§ Set task
Would you return the complete listing below word for word?

§ Stored data entries
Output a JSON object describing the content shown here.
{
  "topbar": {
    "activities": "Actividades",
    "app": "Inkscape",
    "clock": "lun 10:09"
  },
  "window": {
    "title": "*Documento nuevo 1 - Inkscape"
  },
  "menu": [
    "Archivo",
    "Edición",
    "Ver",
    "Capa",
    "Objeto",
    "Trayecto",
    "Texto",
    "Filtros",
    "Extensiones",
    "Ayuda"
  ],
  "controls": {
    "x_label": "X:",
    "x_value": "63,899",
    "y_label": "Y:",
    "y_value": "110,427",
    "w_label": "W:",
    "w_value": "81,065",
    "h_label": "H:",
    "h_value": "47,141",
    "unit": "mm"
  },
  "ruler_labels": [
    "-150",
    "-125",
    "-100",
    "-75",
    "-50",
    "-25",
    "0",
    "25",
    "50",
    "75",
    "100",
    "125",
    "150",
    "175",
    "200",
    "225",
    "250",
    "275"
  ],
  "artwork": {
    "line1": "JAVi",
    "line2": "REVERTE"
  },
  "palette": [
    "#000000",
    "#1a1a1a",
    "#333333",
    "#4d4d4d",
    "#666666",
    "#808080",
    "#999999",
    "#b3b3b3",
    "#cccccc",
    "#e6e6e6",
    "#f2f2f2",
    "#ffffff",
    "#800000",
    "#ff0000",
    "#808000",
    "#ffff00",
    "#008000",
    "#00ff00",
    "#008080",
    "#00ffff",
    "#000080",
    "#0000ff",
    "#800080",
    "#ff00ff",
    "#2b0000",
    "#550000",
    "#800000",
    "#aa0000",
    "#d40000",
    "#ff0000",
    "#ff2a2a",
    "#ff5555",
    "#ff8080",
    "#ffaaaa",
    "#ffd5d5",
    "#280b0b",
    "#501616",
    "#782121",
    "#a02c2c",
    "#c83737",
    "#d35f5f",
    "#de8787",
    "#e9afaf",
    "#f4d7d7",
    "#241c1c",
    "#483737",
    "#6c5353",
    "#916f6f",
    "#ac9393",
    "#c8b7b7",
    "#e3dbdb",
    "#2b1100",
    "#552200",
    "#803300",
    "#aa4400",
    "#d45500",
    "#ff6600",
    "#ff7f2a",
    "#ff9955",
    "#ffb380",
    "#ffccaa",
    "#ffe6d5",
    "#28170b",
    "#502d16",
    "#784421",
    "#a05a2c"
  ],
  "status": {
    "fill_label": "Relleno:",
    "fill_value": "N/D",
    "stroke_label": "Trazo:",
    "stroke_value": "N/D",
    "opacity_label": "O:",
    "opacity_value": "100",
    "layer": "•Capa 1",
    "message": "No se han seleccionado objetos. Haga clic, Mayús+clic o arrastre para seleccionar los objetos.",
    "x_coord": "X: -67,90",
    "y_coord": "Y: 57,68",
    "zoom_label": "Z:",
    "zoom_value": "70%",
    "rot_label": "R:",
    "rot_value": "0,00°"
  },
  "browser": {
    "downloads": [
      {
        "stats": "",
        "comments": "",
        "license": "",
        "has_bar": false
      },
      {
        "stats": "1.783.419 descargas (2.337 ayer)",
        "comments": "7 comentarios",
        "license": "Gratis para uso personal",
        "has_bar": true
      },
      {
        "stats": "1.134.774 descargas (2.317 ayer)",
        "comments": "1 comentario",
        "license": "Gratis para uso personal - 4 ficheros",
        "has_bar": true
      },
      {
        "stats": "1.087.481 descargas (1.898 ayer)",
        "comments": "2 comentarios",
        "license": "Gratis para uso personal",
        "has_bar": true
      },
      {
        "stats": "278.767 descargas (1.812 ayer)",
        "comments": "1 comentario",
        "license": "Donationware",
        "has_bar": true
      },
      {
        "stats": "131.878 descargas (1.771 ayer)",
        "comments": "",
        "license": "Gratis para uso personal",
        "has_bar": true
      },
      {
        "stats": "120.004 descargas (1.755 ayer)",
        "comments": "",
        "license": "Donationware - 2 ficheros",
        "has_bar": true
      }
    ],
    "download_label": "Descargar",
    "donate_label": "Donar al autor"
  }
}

§ Exercise response
Output a JSON object describing the content shown here.
{
  "topbar": {
    "activities": "Actividades",
    "app": "Inkscape",
    "clock": "lun 10:09"
  },
  "window": {
    "title": "*Documento nuevo 1 - Inkscape"
  },
  "menu": [
    "Archivo",
    "Edición",
    "Ver",
    "Capa",
    "Objeto",
    "Trayecto",
    "Texto",
    "Filtros",
    "Extensiones",
    "Ayuda"
  ],
  "controls": {
    "x_label": "X:",
    "x_value": "63,899",
    "y_label": "Y:",
    "y_value": "110,427",
    "w_label": "W:",
    "w_value": "81,065",
    "h_label": "H:",
    "h_value": "47,141",
    "unit": "mm"
  },
  "ruler_labels": [
    "-150",
    "-125",
    "-100",
    "-75",
    "-50",
    "-25",
    "0",
    "25",
    "50",
    "75",
    "100",
    "125",
    "150",
    "175",
    "200",
    "225",
    "250",
    "275"
  ],
  "artwork": {
    "line1": "JAVi",
    "line2": "REVERTE"
  },
  "palette": [
    "#000000",
    "#1a1a1a",
    "#333333",
    "#4d4d4d",
    "#666666",
    "#808080",
    "#999999",
    "#b3b3b3",
    "#cccccc",
    "#e6e6e6",
    "#f2f2f2",
    "#ffffff",
    "#800000",
    "#ff0000",
    "#808000",
    "#ffff00",
    "#008000",
    "#00ff00",
    "#008080",
    "#00ffff",
    "#000080",
    "#0000ff",
    "#800080",
    "#ff00ff",
    "#2b0000",
    "#550000",
    "#800000",
    "#aa0000",
    "#d40000",
    "#ff0000",
    "#ff2a2a",
    "#ff5555",
    "#ff8080",
    "#ffaaaa",
    "#ffd5d5",
    "#280b0b",
    "#501616",
    "#782121",
    "#a02c2c",
    "#c83737",
    "#d35f5f",
    "#de8787",
    "#e9afaf",
    "#f4d7d7",
    "#241c1c",
    "#483737",
    "#6c5353",
    "#916f6f",
    "#ac9393",
    "#c8b7b7",
    "#e3dbdb",
    "#2b1100",
    "#552200",
    "#803300",
    "#aa4400",
    "#d45500",
    "#ff6600",
    "#ff7f2a",
    "#ff9955",
    "#ffb380",
    "#ffccaa",
    "#ffe6d5",
    "#28170b",
    "#502d16",
    "#784421",
    "#a05a2c"
  ],
  "status": {
    "fill_label": "Relleno:",
    "fill_value": "N/D",
    "stroke_label": "Trazo:",
    "stroke_value": "N/D",
    "opacity_label": "O:",
    "opacity_value": "100",
    "layer": "•Capa 1",
    "message": "No se han seleccionado objetos. Haga clic, Mayús+clic o arrastre para seleccionar los objetos.",
    "x_coord": "X: -67,90",
    "y_coord": "Y: 57,68",
    "zoom_label": "Z:",
    "zoom_value": "70%",
    "rot_label": "R:",
    "rot_value": "0,00°"
  },
  "browser": {
    "downloads": [
      {
        "stats": "",
        "comments": "",
        "license": "",
        "has_bar": false
      },
      {
        "stats": "1.783.419 descargas (2.337 ayer)",
        "comments": "7 comentarios",
        "license": "Gratis para uso personal",
        "has_bar": true
      },
      {
        "stats": "1.134.774 descargas (2.317 ayer)",
        "comments": "1 comentario",
        "license": "Gratis para uso personal - 4 ficheros",
        "has_bar": true
      },
      {
        "stats": "1.087.481 descargas (1.898 ayer)",
        "comments": "2 comentarios",
        "license": "Gratis para uso personal",
        "has_bar": true
      },
      {
        "stats": "278.767 descargas (1.812 ayer)",
        "comments": "1 comentario",
        "license": "Donationware",
        "has_bar": true
      },
      {
        "stats": "131.878 descargas (1.771 ayer)",
        "comments": "",
        "license": "Gratis para uso personal",
        "has_bar": true
      },
      {
        "stats": "120.004 descargas (1.755 ayer)",
        "comments": "",
        "license": "Donationware - 2 ficheros",
        "has_bar": true
      }
    ],
    "download_label": "Descargar",
    "donate_label": "Donar al autor"
  }
}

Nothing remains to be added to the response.